[STATED EXERCISE]
Check each line for the word "icon" and give how many have it. Say nothing else.

[PROVIDED ENTRIES]
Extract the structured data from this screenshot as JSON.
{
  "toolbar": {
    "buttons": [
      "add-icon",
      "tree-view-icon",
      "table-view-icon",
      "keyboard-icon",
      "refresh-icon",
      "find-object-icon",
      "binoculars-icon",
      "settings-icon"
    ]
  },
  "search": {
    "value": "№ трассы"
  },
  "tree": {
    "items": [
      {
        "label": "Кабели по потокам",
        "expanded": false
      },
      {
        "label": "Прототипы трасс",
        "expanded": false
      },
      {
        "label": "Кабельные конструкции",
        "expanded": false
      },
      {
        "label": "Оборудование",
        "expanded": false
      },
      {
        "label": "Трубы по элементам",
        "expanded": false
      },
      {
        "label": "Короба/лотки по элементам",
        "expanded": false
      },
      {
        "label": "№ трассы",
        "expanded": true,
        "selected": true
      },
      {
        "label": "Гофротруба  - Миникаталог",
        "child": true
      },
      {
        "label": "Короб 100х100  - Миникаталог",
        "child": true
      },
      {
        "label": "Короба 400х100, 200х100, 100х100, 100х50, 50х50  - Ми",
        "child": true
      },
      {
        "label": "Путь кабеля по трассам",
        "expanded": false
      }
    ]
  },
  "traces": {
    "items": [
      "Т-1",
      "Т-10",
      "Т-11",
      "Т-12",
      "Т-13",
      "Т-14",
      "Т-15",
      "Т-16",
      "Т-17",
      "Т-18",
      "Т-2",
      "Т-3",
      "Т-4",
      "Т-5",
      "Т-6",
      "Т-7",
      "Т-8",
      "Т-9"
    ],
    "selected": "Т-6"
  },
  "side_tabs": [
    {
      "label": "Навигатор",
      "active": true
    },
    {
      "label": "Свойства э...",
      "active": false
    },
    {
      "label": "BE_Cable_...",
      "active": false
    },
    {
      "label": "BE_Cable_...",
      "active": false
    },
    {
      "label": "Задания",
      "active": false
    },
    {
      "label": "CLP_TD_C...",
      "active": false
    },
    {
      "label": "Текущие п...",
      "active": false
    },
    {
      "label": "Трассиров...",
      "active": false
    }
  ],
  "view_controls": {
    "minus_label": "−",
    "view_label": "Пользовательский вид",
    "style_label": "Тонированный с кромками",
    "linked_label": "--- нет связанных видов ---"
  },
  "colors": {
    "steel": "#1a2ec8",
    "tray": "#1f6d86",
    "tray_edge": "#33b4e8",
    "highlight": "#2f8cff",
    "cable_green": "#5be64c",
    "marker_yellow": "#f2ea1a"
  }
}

[TASK RESULT]
8